## INSTRUCTIONS FOR THE TASK
Provide an exact reproduction of every entry.

(begin)

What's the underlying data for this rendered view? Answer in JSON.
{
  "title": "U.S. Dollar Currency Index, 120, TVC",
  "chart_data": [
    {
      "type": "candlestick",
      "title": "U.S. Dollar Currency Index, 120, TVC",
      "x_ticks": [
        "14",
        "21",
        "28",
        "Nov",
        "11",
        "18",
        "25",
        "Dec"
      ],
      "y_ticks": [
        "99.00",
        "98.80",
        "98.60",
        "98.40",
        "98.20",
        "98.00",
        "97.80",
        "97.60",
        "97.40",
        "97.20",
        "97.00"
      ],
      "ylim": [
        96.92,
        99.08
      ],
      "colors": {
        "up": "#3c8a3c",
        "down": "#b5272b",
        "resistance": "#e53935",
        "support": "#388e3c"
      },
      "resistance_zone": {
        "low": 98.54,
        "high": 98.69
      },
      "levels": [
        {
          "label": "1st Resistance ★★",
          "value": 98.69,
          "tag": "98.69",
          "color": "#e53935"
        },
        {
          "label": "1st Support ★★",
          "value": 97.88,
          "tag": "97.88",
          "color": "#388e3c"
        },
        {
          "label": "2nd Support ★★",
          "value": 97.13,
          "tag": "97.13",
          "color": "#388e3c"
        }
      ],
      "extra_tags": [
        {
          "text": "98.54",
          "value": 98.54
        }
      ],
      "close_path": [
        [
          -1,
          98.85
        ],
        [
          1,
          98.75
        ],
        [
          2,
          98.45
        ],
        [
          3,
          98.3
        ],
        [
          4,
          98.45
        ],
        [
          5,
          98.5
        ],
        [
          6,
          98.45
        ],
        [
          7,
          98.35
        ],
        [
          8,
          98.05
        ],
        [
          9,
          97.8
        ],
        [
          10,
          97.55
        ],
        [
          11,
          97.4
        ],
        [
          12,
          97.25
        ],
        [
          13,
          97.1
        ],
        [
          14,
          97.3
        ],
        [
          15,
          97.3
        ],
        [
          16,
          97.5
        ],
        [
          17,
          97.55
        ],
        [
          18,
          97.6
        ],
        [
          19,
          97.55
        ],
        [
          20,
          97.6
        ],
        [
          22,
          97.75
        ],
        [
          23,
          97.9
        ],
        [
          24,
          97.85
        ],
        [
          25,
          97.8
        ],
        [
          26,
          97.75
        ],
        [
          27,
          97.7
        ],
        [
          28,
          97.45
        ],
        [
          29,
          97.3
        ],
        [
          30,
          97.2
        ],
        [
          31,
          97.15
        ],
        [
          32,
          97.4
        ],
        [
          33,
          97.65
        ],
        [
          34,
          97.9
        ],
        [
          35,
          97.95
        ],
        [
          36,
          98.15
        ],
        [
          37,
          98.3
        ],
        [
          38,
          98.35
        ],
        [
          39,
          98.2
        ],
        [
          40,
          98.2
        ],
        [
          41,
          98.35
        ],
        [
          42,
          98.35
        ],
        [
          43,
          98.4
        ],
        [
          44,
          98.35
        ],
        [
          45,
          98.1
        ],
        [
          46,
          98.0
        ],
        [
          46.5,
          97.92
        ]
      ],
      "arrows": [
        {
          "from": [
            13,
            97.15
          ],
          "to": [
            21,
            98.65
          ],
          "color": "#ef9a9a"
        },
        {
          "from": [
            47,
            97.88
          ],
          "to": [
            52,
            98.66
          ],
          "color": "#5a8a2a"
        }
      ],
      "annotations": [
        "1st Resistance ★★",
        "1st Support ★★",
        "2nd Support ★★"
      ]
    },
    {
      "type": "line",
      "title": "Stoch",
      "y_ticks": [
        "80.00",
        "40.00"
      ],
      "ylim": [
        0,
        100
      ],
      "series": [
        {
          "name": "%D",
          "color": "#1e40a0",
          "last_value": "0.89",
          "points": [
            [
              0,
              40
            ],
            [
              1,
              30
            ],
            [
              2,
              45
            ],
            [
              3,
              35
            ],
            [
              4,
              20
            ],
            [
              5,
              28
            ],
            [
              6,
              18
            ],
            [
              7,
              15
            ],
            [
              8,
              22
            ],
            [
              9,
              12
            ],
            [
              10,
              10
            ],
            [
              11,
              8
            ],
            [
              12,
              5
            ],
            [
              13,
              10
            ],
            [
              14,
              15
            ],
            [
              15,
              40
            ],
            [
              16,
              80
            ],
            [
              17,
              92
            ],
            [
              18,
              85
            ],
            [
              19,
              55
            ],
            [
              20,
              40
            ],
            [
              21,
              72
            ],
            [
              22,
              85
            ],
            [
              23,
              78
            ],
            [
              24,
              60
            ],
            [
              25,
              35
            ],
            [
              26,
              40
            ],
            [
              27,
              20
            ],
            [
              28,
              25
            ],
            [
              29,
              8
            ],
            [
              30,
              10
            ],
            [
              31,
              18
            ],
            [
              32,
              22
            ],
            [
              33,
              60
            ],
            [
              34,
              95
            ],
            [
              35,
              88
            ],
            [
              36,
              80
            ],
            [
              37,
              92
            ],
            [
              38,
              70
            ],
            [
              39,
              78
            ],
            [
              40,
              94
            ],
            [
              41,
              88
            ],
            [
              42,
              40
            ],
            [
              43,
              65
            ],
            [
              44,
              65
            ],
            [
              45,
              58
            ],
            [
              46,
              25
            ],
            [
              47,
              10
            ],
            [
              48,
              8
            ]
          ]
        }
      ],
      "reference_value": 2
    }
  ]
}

(end)

## ANSWER TO THE PROBLEM
What's the underlying data for this rendered view? Answer in JSON.
{
  "title": "U.S. Dollar Currency Index, 120, TVC",
  "chart_data": [
    {
      "type": "candlestick",
      "title": "U.S. Dollar Currency Index, 120, TVC",
      "x_ticks": [
        "14",
        "21",
        "28",
        "Nov",
        "11",
        "18",
        "25",
        "Dec"
      ],
      "y_ticks": [
        "99.00",
        "98.80",
        "98.60",
        "98.40",
        "98.20",
        "98.00",
        "97.80",
        "97.60",
        "97.40",
        "97.20",
        "97.00"
      ],
      "ylim": [
        96.92,
        99.08
      ],
      "colors": {
        "up": "#3c8a3c",
        "down": "#b5272b",
        "resistance": "#e53935",
        "support": "#388e3c"
      },
      "resistance_zone": {
        "low": 98.54,
        "high": 98.69
      },
      "levels": [
        {
          "label": "1st Resistance ★★",
          "value": 98.69,
          "tag": "98.69",
          "color": "#e53935"
        },
        {
          "label": "1st Support ★★",
          "value": 97.88,
          "tag": "97.88",
          "color": "#388e3c"
        },
        {
          "label": "2nd Support ★★",
          "value": 97.13,
          "tag": "97.13",
          "color": "#388e3c"
        }
      ],
      "extra_tags": [
        {
          "text": "98.54",
          "value": 98.54
        }
      ],
      "close_path": [
        [
          -1,
          98.85
        ],
        [
          1,
          98.75
        ],
        [
          2,
          98.45
        ],
        [
          3,
          98.3
        ],
        [
          4,
          98.45
        ],
        [
          5,
          98.5
        ],
        [
          6,
          98.45
        ],
        [
          7,
          98.35
        ],
        [
          8,
          98.05
        ],
        [
          9,
          97.8
        ],
        [
          10,
          97.55
        ],
        [
          11,
          97.4
        ],
        [
          12,
          97.25
        ],
        [
          13,
          97.1
        ],
        [
          14,
          97.3
        ],
        [
          15,
          97.3
        ],
        [
          16,
          97.5
        ],
        [
          17,
          97.55
        ],
        [
          18,
          97.6
        ],
        [
          19,
          97.55
        ],
        [
          20,
          97.6
        ],
        [
          22,
          97.75
        ],
        [
          23,
          97.9
        ],
        [
          24,
          97.85
        ],
        [
          25,
          97.8
        ],
        [
          26,
          97.75
        ],
        [
          27,
          97.7
        ],
        [
          28,
          97.45
        ],
        [
          29,
          97.3
        ],
        [
          30,
          97.2
        ],
        [
          31,
          97.15
        ],
        [
          32,
          97.4
        ],
        [
          33,
          97.65
        ],
        [
          34,
          97.9
        ],
        [
          35,
          97.95
        ],
        [
          36,
          98.15
        ],
        [
          37,
          98.3
        ],
        [
          38,
          98.35
        ],
        [
          39,
          98.2
        ],
        [
          40,
          98.2
        ],
        [
          41,
          98.35
        ],
        [
          42,
          98.35
        ],
        [
          43,
          98.4
        ],
        [
          44,
          98.35
        ],
        [
          45,
          98.1
        ],
        [
          46,
          98.0
        ],
        [
          46.5,
          97.92
        ]
      ],
      "arrows": [
        {
          "from": [
            13,
            97.15
          ],
          "to": [
            21,
            98.65
          ],
          "color": "#ef9a9a"
        },
        {
          "from": [
            47,
            97.88
          ],
          "to": [
            52,
            98.66
          ],
          "color": "#5a8a2a"
        }
      ],
      "annotations": [
        "1st Resistance ★★",
        "1st Support ★★",
        "2nd Support ★★"
      ]
    },
    {
      "type": "line",
      "title": "Stoch",
      "y_ticks": [
        "80.00",
        "40.00"
      ],
      "ylim": [
        0,
        100
      ],
      "series": [
        {
          "name": "%D",
          "color": "#1e40a0",
          "last_value": "0.89",
          "points": [
            [
              0,
              40
            ],
            [
              1,
              30
            ],
            [
              2,
              45
            ],
            [
              3,
              35
            ],
            [
              4,
              20
            ],
            [
              5,
              28
            ],
            [
              6,
              18
            ],
            [
              7,
              15
            ],
            [
              8,
              22
            ],
            [
              9,
              12
            ],
            [
              10,
              10
            ],
            [
              11,
              8
            ],
            [
              12,
              5
            ],
            [
              13,
              10
            ],
            [
              14,
              15
            ],
            [
              15,
              40
            ],
            [
              16,
              80
            ],
            [
              17,
              92
            ],
            [
              18,
              85
            ],
            [
              19,
              55
            ],
            [
              20,
              40
            ],
            [
              21,
              72
            ],
            [
              22,
              85
            ],
            [
              23,
              78
            ],
            [
              24,
              60
            ],
            [
              25,
              35
            ],
            [
              26,
              40
            ],
            [
              27,
              20
            ],
            [
              28,
              25
            ],
            [
              29,
              8
            ],
            [
              30,
              10
            ],
            [
              31,
              18
            ],
            [
              32,
              22
            ],
            [
              33,
              60
            ],
            [
              34,
              95
            ],
            [
              35,
              88
            ],
            [
              36,
              80
            ],
            [
              37,
              92
            ],
            [
              38,
              70
            ],
            [
              39,
              78
            ],
            [
              40,
              94
            ],
            [
              41,
              88
            ],
            [
              42,
              40
            ],
            [
              43,
              65
            ],
            [
              44,
              65
            ],
            [
              45,
              58
            ],
            [
              46,
              25
            ],
            [
              47,
              10
            ],
            [
              48,
              8
            ]
          ]
        }
      ],
      "reference_value": 2
    }
  ]
}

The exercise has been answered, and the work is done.